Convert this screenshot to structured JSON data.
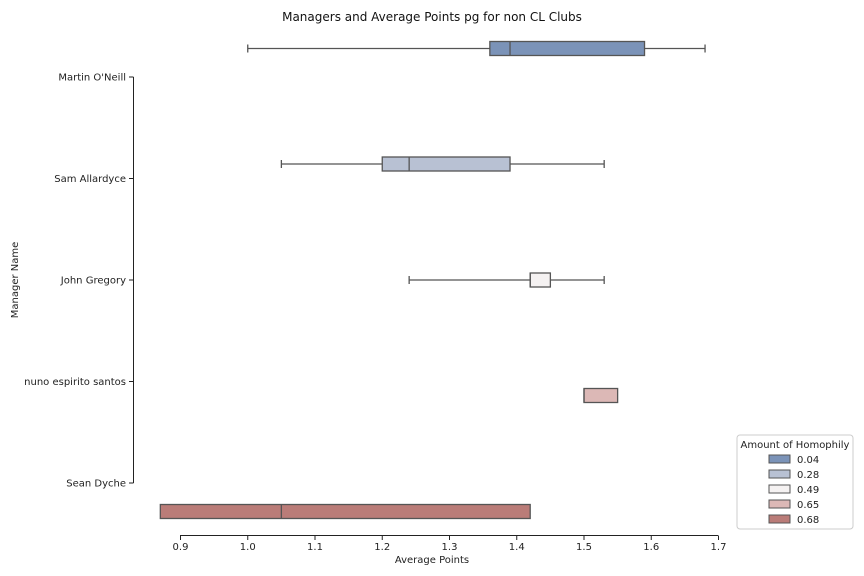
{
  "chart_data": {
    "type": "boxplot",
    "orientation": "horizontal",
    "title": "Managers and Average Points pg for non CL Clubs",
    "xlabel": "Average Points",
    "ylabel": "Manager Name",
    "xlim": [
      0.87,
      1.7
    ],
    "xticks": [
      "0.9",
      "1.0",
      "1.1",
      "1.2",
      "1.3",
      "1.4",
      "1.5",
      "1.6",
      "1.7"
    ],
    "categories": [
      "Martin O'Neill",
      "Sam Allardyce",
      "John Gregory",
      "nuno espirito santos",
      "Sean Dyche"
    ],
    "legend": {
      "title": "Amount of Homophily",
      "position": "lower-right",
      "entries": [
        "0.04",
        "0.28",
        "0.49",
        "0.65",
        "0.68"
      ]
    },
    "colors": [
      "#7b93b8",
      "#b8c1d3",
      "#f5f2f2",
      "#dcb8b6",
      "#ba7c78"
    ],
    "series": [
      {
        "name": "0.04",
        "category": "Martin O'Neill",
        "whislo": 1.0,
        "q1": 1.36,
        "med": 1.39,
        "q3": 1.59,
        "whishi": 1.68
      },
      {
        "name": "0.28",
        "category": "Sam Allardyce",
        "whislo": 1.05,
        "q1": 1.2,
        "med": 1.24,
        "q3": 1.39,
        "whishi": 1.53
      },
      {
        "name": "0.49",
        "category": "John Gregory",
        "whislo": 1.24,
        "q1": 1.42,
        "med": 1.42,
        "q3": 1.45,
        "whishi": 1.53
      },
      {
        "name": "0.65",
        "category": "nuno espirito santos",
        "whislo": 1.5,
        "q1": 1.5,
        "med": 1.5,
        "q3": 1.55,
        "whishi": 1.55
      },
      {
        "name": "0.68",
        "category": "Sean Dyche",
        "whislo": 0.87,
        "q1": 0.87,
        "med": 1.05,
        "q3": 1.42,
        "whishi": 1.42
      }
    ]
  }
}
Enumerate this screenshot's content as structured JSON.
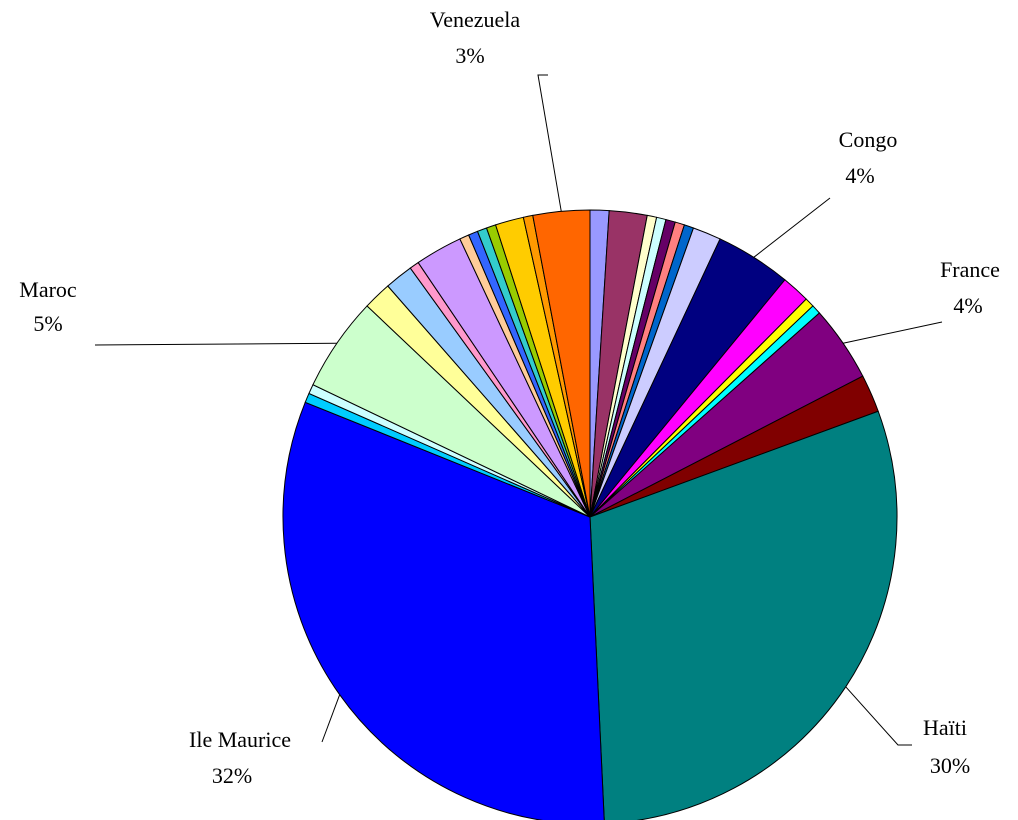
{
  "chart_data": {
    "type": "pie",
    "categories": [
      null,
      null,
      null,
      null,
      null,
      null,
      null,
      null,
      "Congo",
      null,
      null,
      null,
      "France",
      null,
      "Haïti",
      "Ile Maurice",
      null,
      null,
      "Maroc",
      null,
      null,
      null,
      null,
      null,
      null,
      null,
      null,
      null,
      null,
      "Venezuela"
    ],
    "values": [
      1,
      2,
      0.5,
      0.5,
      0.5,
      0.5,
      0.5,
      1.5,
      4,
      1.5,
      0.5,
      0.5,
      4,
      2,
      30,
      32,
      0.5,
      0.5,
      5,
      1.5,
      1.5,
      0.5,
      2.5,
      0.5,
      0.5,
      0.5,
      0.5,
      1.5,
      0.5,
      3
    ],
    "value_labels": [
      null,
      null,
      null,
      null,
      null,
      null,
      null,
      null,
      "4%",
      null,
      null,
      null,
      "4%",
      null,
      "30%",
      "32%",
      null,
      null,
      "5%",
      null,
      null,
      null,
      null,
      null,
      null,
      null,
      null,
      null,
      null,
      "3%"
    ],
    "colors": [
      "#9999ff",
      "#993366",
      "#ffffcc",
      "#ccffff",
      "#660066",
      "#ff8080",
      "#0066cc",
      "#ccccff",
      "#000080",
      "#ff00ff",
      "#ffff00",
      "#00ffff",
      "#800080",
      "#800000",
      "#008080",
      "#0000ff",
      "#00ccff",
      "#ccffff",
      "#ccffcc",
      "#ffff99",
      "#99ccff",
      "#ff99cc",
      "#cc99ff",
      "#ffcc99",
      "#3366ff",
      "#33cccc",
      "#99cc00",
      "#ffcc00",
      "#ff9900",
      "#ff6600"
    ]
  }
}
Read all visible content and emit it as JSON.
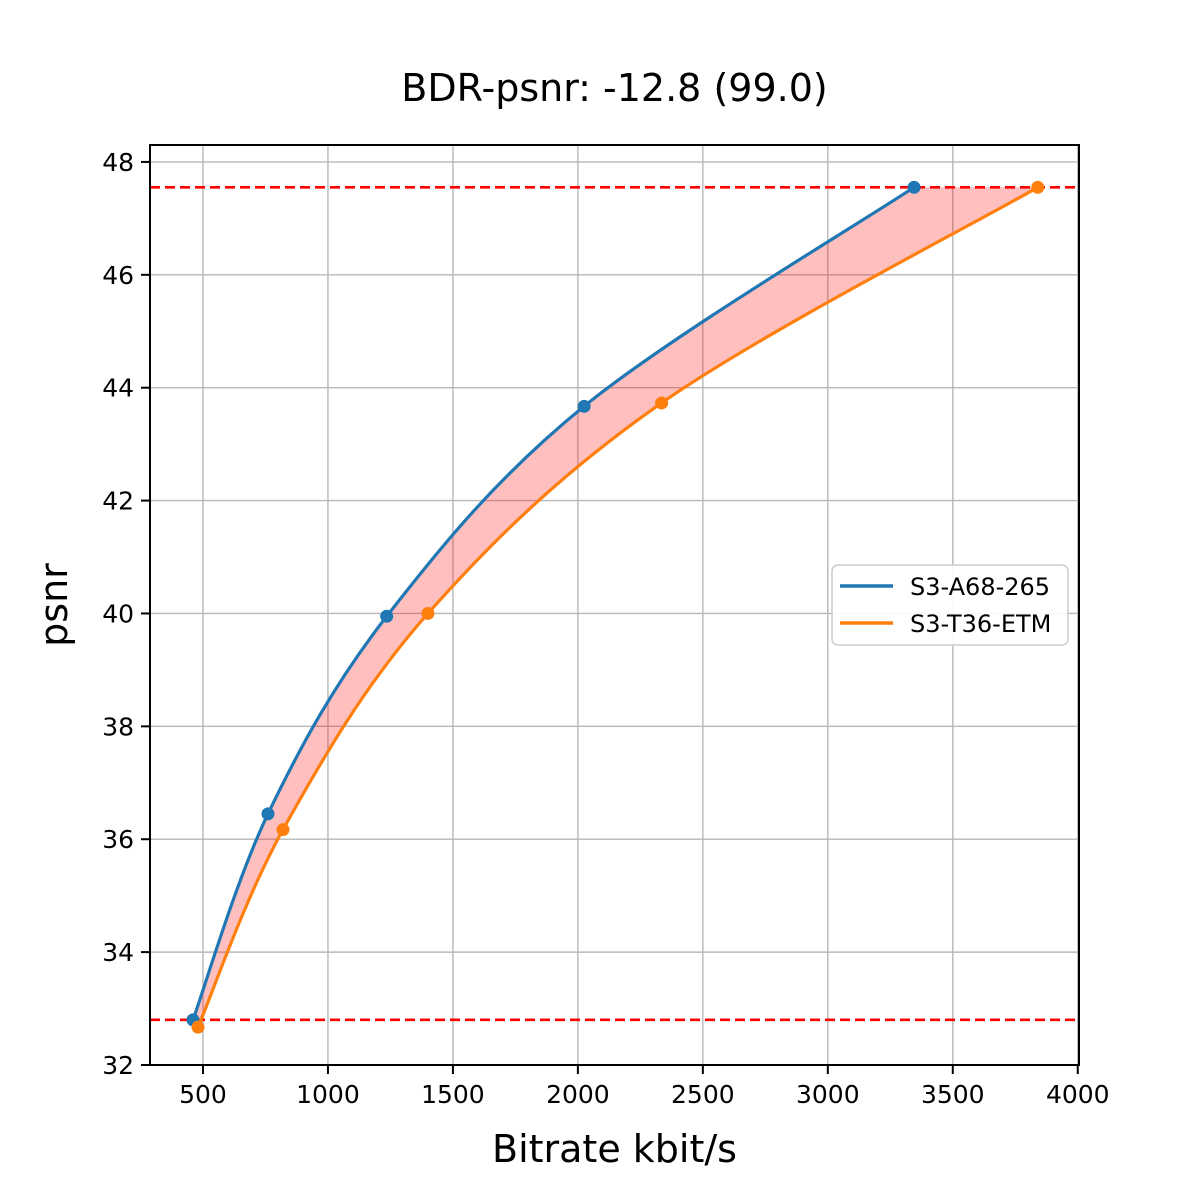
======
▸ **INSTRUCTIONS FOR THE TASK**
Identify the lines of the entries containing the string "JSON". Copy each such line.

▸ **WRITTEN SOLUTION**
Convert this screenshot to structured JSON data.
Enumerate this screenshot's content as structured JSON.
Read all visible content and emit it as JSON.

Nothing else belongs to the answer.